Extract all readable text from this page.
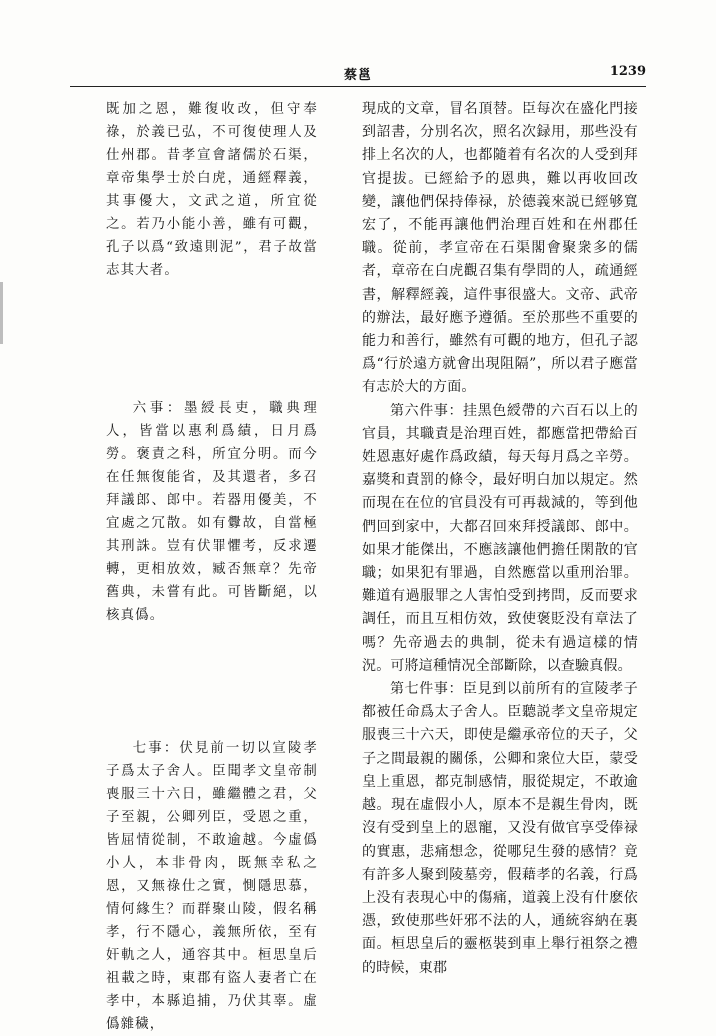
蔡邕	1239

既加之恩，難復收改，但守奉祿，於義已弘，不可復使理人及仕州郡。昔孝宣會諸儒於石渠，章帝集學士於白虎，通經釋義，其事優大，文武之道，所宜從之。若乃小能小善，雖有可觀，孔子以爲“致遠則泥”，君子故當志其大者。

六事：墨綬長吏，職典理人，皆當以惠利爲績，日月爲勞。褒責之科，所宜分明。而今在任無復能省，及其還者，多召拜議郎、郎中。若器用優美，不宜處之冗散。如有釁故，自當極其刑誅。豈有伏罪懼考，反求遷轉，更相放效，臧否無章？先帝舊典，未嘗有此。可皆斷絕，以核真僞。

七事：伏見前一切以宣陵孝子爲太子舍人。臣聞孝文皇帝制喪服三十六日，雖繼體之君，父子至親，公卿列臣，受恩之重，皆屈情從制，不敢逾越。今虛僞小人，本非骨肉，既無幸私之恩，又無祿仕之實，惻隱思慕，情何緣生？而群聚山陵，假名稱孝，行不隱心，義無所依，至有奸軌之人，通容其中。桓思皇后祖載之時，東郡有盜人妻者亡在孝中，本縣追捕，乃伏其辜。虛僞雜穢，

現成的文章，冒名頂替。臣每次在盛化門接到詔書，分別名次，照名次録用，那些没有排上名次的人，也都隨着有名次的人受到拜官提拔。已經給予的恩典，難以再收回改變，讓他們保持俸禄，於德義來説已經够寬宏了，不能再讓他們治理百姓和在州郡任職。從前，孝宣帝在石渠閣會聚衆多的儒者，章帝在白虎觀召集有學問的人，疏通經書，解釋經義，這件事很盛大。文帝、武帝的辦法，最好應予遵循。至於那些不重要的能力和善行，雖然有可觀的地方，但孔子認爲“行於遠方就會出現阻隔”，所以君子應當有志於大的方面。

第六件事：挂黑色綬帶的六百石以上的官員，其職責是治理百姓，都應當把帶給百姓恩惠好處作爲政績，每天每月爲之辛勞。嘉獎和責罰的條令，最好明白加以規定。然而現在在位的官員没有可再裁減的，等到他們回到家中，大都召回來拜授議郎、郎中。如果才能傑出，不應該讓他們擔任閑散的官職；如果犯有罪過，自然應當以重刑治罪。難道有過服罪之人害怕受到拷問，反而要求調任，而且互相仿效，致使褒貶没有章法了嗎？先帝過去的典制，從未有過這樣的情況。可將這種情况全部斷除，以查驗真假。

第七件事：臣見到以前所有的宣陵孝子都被任命爲太子舍人。臣聽説孝文皇帝規定服喪三十六天，即使是繼承帝位的天子，父子之間最親的關係，公卿和衆位大臣，蒙受皇上重恩，都克制感情，服從規定，不敢逾越。現在虛假小人，原本不是親生骨肉，既沒有受到皇上的恩寵，又没有做官享受俸禄的實惠，悲痛想念，從哪兒生發的感情？竟有許多人聚到陵墓旁，假藉孝的名義，行爲上没有表現心中的傷痛，道義上没有什麽依憑，致使那些奸邪不法的人，通統容納在裏面。桓思皇后的靈柩裝到車上舉行祖祭之禮的時候，東郡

**GOAL**
Select the lines in this material that hold the word "不敢逾越", leaving none out.

**CORRECT ANSWER**
七事：伏見前一切以宣陵孝子爲太子舍人。臣聞孝文皇帝制喪服三十六日，雖繼體之君，父子至親，公卿列臣，受恩之重，皆屈情從制，不敢逾越。今虛僞小人，本非骨肉，既無幸私之恩，又無祿仕之實，惻隱思慕，情何緣生？而群聚山陵，假名稱孝，行不隱心，義無所依，至有奸軌之人，通容其中。桓思皇后祖載之時，東郡有盜人妻者亡在孝中，本縣追捕，乃伏其辜。虛僞雜穢，
第七件事：臣見到以前所有的宣陵孝子都被任命爲太子舍人。臣聽説孝文皇帝規定服喪三十六天，即使是繼承帝位的天子，父子之間最親的關係，公卿和衆位大臣，蒙受皇上重恩，都克制感情，服從規定，不敢逾越。現在虛假小人，原本不是親生骨肉，既沒有受到皇上的恩寵，又没有做官享受俸禄的實惠，悲痛想念，從哪兒生發的感情？竟有許多人聚到陵墓旁，假藉孝的名義，行爲上没有表現心中的傷痛，道義上没有什麽依憑，致使那些奸邪不法的人，通統容納在裏面。桓思皇后的靈柩裝到車上舉行祖祭之禮的時候，東郡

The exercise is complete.